### STATED TASK
Copy out all lines with the word "Detection" in them.

<<<<

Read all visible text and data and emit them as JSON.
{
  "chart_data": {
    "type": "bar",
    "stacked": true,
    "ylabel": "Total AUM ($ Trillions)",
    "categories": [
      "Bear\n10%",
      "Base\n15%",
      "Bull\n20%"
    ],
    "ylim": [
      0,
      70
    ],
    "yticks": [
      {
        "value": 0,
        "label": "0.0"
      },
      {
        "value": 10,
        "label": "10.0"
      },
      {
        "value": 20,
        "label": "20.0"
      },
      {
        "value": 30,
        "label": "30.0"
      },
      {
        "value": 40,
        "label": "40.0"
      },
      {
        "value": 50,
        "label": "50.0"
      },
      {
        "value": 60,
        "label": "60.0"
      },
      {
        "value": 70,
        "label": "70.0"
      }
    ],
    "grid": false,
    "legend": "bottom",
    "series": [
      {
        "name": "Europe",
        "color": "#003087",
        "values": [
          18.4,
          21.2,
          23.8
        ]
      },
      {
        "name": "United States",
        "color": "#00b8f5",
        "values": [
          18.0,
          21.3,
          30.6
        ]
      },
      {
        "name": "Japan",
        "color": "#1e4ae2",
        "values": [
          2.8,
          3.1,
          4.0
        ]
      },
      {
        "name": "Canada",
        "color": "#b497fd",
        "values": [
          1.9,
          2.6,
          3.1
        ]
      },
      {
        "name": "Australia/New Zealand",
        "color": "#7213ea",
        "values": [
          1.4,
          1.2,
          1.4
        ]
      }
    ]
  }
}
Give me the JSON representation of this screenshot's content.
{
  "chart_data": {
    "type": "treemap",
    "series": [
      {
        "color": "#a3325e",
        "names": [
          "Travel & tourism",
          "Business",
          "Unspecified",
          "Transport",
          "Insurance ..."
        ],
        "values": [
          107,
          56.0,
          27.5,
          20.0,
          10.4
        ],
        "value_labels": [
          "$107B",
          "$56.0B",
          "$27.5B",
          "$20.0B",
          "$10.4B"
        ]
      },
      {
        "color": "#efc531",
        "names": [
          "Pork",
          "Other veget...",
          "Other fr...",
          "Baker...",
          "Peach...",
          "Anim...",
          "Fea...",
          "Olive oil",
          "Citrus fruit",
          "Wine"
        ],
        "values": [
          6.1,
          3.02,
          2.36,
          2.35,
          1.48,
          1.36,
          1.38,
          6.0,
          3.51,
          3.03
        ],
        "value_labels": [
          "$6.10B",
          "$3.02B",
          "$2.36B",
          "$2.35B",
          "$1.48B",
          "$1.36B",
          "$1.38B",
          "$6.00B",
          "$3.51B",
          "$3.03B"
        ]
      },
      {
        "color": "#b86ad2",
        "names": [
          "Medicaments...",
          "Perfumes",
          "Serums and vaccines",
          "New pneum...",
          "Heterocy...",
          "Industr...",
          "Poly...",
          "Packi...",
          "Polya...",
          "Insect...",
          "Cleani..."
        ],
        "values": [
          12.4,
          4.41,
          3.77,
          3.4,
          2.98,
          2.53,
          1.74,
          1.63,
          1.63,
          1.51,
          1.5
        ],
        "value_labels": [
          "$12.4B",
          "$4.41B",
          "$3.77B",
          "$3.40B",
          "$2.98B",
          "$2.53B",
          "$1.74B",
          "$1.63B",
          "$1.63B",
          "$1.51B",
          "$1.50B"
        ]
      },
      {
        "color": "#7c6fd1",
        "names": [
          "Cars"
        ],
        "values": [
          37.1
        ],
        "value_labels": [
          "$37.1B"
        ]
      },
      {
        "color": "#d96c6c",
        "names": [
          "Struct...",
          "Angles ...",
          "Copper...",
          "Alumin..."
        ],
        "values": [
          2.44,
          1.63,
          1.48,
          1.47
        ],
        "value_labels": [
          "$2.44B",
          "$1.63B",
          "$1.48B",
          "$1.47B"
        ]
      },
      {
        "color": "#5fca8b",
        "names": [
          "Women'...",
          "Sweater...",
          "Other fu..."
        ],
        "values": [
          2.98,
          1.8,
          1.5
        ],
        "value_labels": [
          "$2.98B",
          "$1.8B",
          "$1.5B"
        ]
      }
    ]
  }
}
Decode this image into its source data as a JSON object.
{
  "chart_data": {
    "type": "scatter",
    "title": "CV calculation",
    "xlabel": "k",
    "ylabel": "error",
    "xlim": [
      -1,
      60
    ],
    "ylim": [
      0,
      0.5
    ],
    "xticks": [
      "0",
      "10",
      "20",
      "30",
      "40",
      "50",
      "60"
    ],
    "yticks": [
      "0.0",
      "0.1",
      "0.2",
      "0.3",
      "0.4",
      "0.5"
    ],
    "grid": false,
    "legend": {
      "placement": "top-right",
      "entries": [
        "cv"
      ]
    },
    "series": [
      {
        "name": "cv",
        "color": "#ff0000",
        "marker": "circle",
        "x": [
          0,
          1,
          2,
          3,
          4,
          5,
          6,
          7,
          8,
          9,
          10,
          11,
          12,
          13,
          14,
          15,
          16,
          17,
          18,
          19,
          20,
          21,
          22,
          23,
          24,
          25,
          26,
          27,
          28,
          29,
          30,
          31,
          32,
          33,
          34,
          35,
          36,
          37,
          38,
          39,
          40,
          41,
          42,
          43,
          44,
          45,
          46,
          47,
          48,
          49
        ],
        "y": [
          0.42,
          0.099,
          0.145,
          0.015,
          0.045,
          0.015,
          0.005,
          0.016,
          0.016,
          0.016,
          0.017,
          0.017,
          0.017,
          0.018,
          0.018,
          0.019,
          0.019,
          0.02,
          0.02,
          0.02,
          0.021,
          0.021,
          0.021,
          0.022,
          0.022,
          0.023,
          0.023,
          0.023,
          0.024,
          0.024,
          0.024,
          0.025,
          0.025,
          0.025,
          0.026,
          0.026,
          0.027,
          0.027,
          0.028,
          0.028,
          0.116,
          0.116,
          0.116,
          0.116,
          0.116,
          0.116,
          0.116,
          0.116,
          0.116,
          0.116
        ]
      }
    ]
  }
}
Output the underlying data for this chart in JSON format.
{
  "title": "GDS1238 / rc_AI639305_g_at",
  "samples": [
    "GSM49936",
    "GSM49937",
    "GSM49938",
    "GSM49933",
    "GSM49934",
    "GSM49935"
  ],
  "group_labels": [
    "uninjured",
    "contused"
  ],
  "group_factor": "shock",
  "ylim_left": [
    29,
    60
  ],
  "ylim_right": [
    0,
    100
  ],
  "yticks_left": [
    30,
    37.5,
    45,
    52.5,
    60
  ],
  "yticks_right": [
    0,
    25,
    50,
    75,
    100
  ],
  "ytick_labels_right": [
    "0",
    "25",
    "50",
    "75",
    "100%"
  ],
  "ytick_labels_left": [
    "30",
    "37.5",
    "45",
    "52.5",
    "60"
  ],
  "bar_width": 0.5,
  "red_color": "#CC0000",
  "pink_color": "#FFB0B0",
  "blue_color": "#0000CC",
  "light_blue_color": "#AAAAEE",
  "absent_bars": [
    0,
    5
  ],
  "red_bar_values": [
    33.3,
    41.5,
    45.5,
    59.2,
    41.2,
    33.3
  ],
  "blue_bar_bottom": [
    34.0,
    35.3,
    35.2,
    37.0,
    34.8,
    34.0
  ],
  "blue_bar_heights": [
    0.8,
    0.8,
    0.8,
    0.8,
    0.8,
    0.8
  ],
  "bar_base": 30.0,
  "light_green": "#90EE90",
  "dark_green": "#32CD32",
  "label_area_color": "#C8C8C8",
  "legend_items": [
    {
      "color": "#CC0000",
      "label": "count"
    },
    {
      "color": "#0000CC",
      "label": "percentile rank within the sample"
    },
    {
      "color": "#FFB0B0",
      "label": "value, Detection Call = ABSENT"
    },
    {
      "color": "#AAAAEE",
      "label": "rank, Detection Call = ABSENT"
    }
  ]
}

>>>>

### WRITTEN ANSWER
      "label": "value, Detection Call = ABSENT"
      "label": "rank, Detection Call = ABSENT"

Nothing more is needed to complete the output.